EXERCISE INPUT
—————
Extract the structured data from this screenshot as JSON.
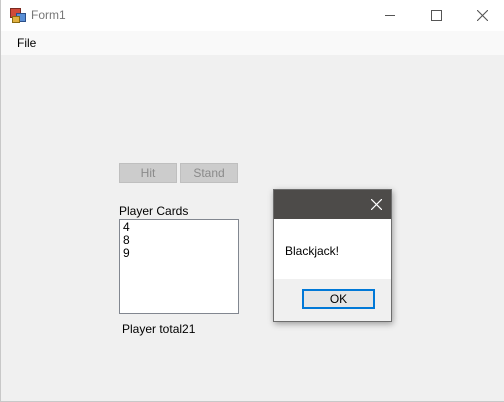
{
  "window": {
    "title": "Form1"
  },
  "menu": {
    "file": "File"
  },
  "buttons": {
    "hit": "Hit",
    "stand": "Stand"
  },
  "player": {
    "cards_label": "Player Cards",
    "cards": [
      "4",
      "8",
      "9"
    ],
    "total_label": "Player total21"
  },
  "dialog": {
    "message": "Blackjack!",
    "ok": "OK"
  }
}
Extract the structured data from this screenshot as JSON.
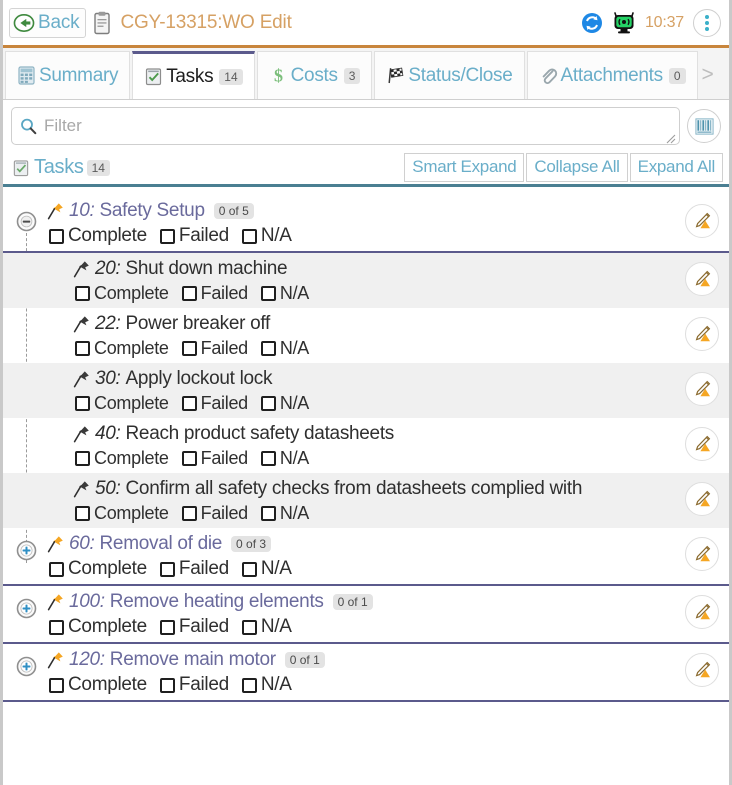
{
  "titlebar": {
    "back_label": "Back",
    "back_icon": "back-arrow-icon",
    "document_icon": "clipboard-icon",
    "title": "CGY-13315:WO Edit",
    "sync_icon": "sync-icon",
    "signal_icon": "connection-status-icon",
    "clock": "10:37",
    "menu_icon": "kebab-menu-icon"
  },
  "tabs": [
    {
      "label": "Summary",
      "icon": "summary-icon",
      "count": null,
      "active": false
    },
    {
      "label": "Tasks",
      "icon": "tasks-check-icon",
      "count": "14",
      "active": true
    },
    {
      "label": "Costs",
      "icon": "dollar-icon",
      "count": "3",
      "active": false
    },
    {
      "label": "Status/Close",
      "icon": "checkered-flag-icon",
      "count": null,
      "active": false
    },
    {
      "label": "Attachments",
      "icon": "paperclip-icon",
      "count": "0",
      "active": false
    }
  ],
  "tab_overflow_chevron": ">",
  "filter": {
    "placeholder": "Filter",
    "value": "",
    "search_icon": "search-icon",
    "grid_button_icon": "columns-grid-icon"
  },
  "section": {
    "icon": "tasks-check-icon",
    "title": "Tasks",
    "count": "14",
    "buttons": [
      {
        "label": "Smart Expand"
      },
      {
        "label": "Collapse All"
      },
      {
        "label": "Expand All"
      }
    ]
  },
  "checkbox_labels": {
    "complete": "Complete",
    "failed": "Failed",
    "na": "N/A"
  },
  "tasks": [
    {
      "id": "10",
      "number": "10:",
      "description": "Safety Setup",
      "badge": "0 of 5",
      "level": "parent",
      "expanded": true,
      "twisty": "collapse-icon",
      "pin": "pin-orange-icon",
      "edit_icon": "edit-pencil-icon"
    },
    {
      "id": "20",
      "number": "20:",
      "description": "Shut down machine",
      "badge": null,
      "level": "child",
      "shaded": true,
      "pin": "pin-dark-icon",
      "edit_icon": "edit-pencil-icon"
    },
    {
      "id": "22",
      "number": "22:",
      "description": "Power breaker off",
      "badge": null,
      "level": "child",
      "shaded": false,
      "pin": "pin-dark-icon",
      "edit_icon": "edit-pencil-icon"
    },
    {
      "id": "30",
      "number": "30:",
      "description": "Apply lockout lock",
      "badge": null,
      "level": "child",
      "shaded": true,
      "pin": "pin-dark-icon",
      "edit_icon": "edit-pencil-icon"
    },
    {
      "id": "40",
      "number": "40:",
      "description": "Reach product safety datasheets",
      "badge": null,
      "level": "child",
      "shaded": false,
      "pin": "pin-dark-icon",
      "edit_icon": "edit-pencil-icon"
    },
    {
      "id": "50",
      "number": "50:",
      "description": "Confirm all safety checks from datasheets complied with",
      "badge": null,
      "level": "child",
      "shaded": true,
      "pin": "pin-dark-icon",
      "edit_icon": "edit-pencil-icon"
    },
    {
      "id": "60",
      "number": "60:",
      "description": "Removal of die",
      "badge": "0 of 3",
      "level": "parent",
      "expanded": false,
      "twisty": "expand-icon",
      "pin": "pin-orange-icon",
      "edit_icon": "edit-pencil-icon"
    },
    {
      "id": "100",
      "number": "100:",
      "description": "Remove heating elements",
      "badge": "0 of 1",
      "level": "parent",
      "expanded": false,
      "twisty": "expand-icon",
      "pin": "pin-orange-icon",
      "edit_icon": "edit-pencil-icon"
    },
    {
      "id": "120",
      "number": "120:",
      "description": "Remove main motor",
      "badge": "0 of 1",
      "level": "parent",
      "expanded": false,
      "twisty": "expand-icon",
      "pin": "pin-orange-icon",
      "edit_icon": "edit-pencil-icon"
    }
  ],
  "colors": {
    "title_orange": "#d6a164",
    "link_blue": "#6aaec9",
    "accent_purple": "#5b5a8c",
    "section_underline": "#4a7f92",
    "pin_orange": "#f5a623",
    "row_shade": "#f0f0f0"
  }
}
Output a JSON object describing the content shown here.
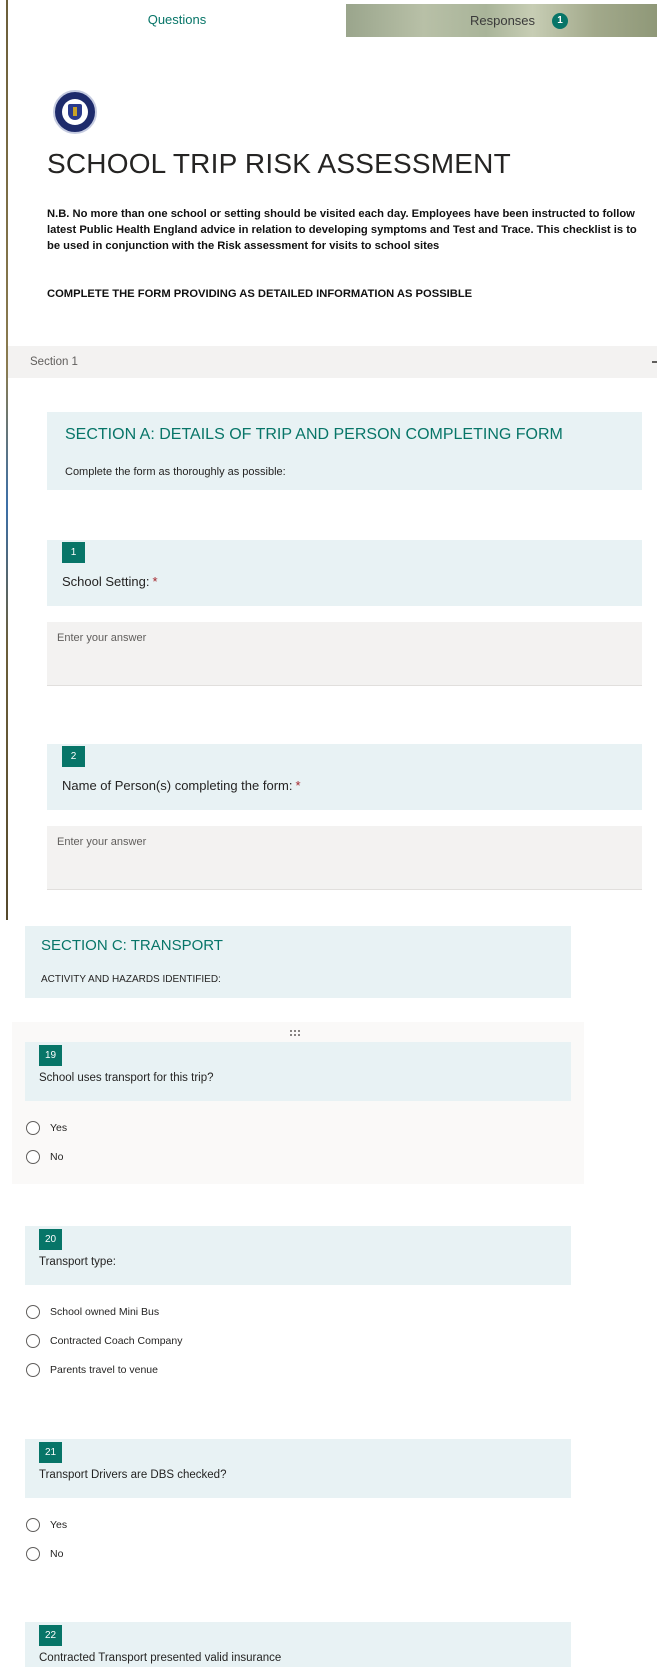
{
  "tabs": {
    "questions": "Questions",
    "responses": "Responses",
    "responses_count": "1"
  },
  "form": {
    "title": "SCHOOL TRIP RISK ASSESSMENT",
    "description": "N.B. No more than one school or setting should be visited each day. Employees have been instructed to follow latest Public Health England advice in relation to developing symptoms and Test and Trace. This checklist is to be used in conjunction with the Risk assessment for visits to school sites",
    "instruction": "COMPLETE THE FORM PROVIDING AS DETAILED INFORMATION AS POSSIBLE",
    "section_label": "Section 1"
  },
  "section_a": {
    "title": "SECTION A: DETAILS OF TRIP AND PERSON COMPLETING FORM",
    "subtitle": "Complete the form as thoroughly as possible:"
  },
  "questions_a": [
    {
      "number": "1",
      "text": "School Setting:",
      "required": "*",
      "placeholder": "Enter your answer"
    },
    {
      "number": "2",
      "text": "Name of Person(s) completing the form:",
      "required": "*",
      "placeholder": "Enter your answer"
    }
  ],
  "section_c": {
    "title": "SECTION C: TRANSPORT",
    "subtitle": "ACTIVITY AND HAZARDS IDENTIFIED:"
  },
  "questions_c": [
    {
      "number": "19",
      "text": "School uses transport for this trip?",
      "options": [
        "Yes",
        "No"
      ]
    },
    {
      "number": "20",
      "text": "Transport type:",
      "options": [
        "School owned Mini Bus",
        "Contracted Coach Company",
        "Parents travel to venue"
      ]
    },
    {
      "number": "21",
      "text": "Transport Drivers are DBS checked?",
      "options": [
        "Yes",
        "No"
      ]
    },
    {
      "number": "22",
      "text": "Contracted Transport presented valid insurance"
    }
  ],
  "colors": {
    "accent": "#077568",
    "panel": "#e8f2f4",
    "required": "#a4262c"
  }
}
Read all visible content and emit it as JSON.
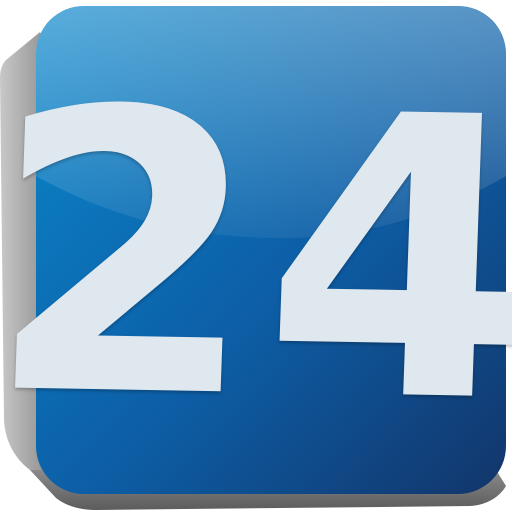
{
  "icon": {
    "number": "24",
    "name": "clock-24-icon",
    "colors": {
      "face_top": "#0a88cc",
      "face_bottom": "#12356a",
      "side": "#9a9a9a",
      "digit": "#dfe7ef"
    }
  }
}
—————
TASK
Find the line containing "Read all visible content and emit it as JSON." in the listing above. Please restate word for word that line through the last one, leaving out the pictures.

EXERCISE RESPONSE
Read all visible content and emit it as JSON.
{
  "icon": {
    "number": "24",
    "name": "clock-24-icon",
    "colors": {
      "face_top": "#0a88cc",
      "face_bottom": "#12356a",
      "side": "#9a9a9a",
      "digit": "#dfe7ef"
    }
  }
}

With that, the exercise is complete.